*EXERCISE DATA:*

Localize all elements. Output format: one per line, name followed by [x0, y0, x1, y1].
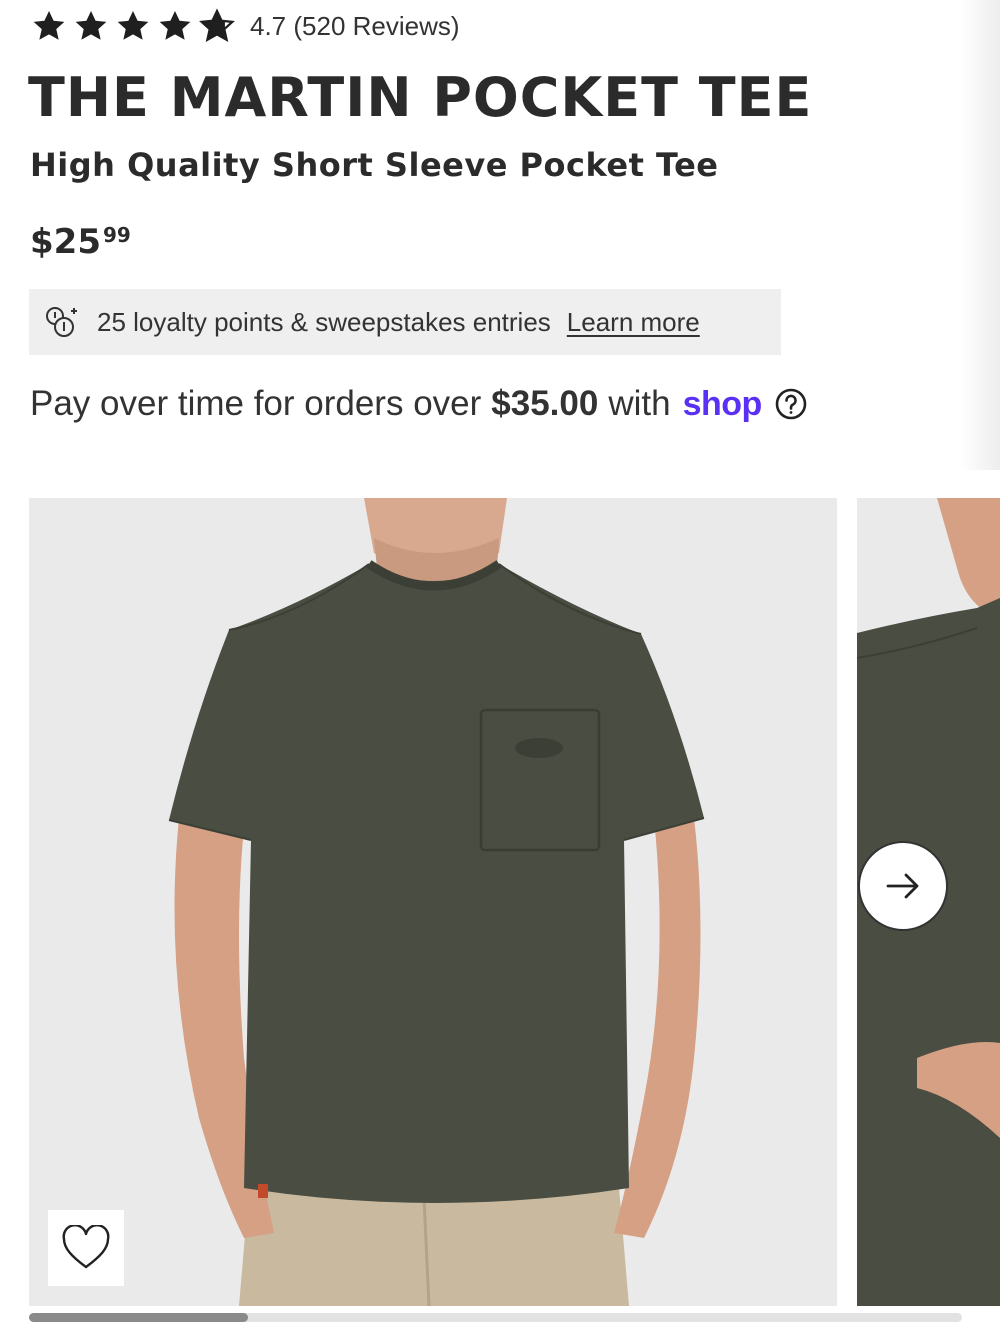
rating-row[interactable]: 4.7 (520 Reviews): [30, 6, 460, 46]
star-icon: [114, 7, 152, 45]
learn-more-link[interactable]: Learn more: [567, 307, 700, 338]
arrow-right-icon: [886, 873, 919, 899]
installments-amount: $35.00: [491, 384, 599, 423]
product-image-front[interactable]: [29, 498, 837, 1306]
star-rating: [30, 7, 236, 45]
wishlist-button[interactable]: [48, 1210, 124, 1286]
shop-pay-logo: shop: [682, 384, 763, 423]
star-icon: [156, 7, 194, 45]
loyalty-coins-icon: [41, 302, 81, 342]
installments-banner: Pay over time for orders over $35.00 wit…: [30, 384, 808, 424]
gallery-scroll-thumb[interactable]: [29, 1313, 248, 1322]
question-circle-icon[interactable]: [774, 387, 808, 421]
installments-suffix: with: [608, 384, 671, 423]
rating-summary[interactable]: 4.7 (520 Reviews): [250, 11, 460, 42]
product-page: 4.7 (520 Reviews) THE MARTIN POCKET TEE …: [0, 0, 1000, 1333]
gallery-scrollbar[interactable]: [29, 1313, 962, 1322]
installments-prefix: Pay over time for orders over: [30, 384, 482, 423]
star-partial-icon: [198, 7, 236, 45]
product-price: $25 99: [30, 222, 131, 262]
star-icon: [72, 7, 110, 45]
loyalty-banner: 25 loyalty points & sweepstakes entries …: [29, 289, 781, 355]
price-dollars: $25: [30, 222, 101, 262]
product-subtitle: High Quality Short Sleeve Pocket Tee: [30, 146, 719, 184]
product-title: THE MARTIN POCKET TEE: [28, 66, 813, 129]
heart-outline-icon: [62, 1225, 110, 1269]
product-gallery[interactable]: [0, 498, 1000, 1306]
right-edge-shade: [960, 0, 1000, 470]
loyalty-text: 25 loyalty points & sweepstakes entries: [97, 306, 551, 337]
star-icon: [30, 7, 68, 45]
price-cents: 99: [102, 223, 131, 247]
next-image-button[interactable]: [858, 841, 948, 931]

*YOUR GOAL:* Rewrite the data above, replacing "star-icon" with "star-glyph" everywhere and changing nothing else. Omit the pictures from your answer.

*PROBLEM SOLUTION:*
Localize all elements. Output format: one per line, name followed by [x0, y0, x1, y1].
rating-row[interactable]: 4.7 (520 Reviews): [30, 6, 460, 46]
star-glyph: [114, 7, 152, 45]
learn-more-link[interactable]: Learn more: [567, 307, 700, 338]
arrow-right-icon: [886, 873, 919, 899]
installments-amount: $35.00: [491, 384, 599, 423]
product-image-front[interactable]: [29, 498, 837, 1306]
star-rating: [30, 7, 236, 45]
wishlist-button[interactable]: [48, 1210, 124, 1286]
shop-pay-logo: shop: [682, 384, 763, 423]
star-glyph: [156, 7, 194, 45]
loyalty-coins-icon: [41, 302, 81, 342]
installments-banner: Pay over time for orders over $35.00 wit…: [30, 384, 808, 424]
gallery-scroll-thumb[interactable]: [29, 1313, 248, 1322]
question-circle-icon[interactable]: [774, 387, 808, 421]
installments-suffix: with: [608, 384, 671, 423]
rating-summary[interactable]: 4.7 (520 Reviews): [250, 11, 460, 42]
product-page: 4.7 (520 Reviews) THE MARTIN POCKET TEE …: [0, 0, 1000, 1333]
gallery-scrollbar[interactable]: [29, 1313, 962, 1322]
installments-prefix: Pay over time for orders over: [30, 384, 482, 423]
star-partial-icon: [198, 7, 236, 45]
product-price: $25 99: [30, 222, 131, 262]
star-glyph: [72, 7, 110, 45]
loyalty-banner: 25 loyalty points & sweepstakes entries …: [29, 289, 781, 355]
price-dollars: $25: [30, 222, 101, 262]
product-subtitle: High Quality Short Sleeve Pocket Tee: [30, 146, 719, 184]
product-title: THE MARTIN POCKET TEE: [28, 66, 813, 129]
heart-outline-icon: [62, 1225, 110, 1269]
product-gallery[interactable]: [0, 498, 1000, 1306]
right-edge-shade: [960, 0, 1000, 470]
loyalty-text: 25 loyalty points & sweepstakes entries: [97, 306, 551, 337]
star-glyph: [30, 7, 68, 45]
price-cents: 99: [102, 223, 131, 247]
next-image-button[interactable]: [858, 841, 948, 931]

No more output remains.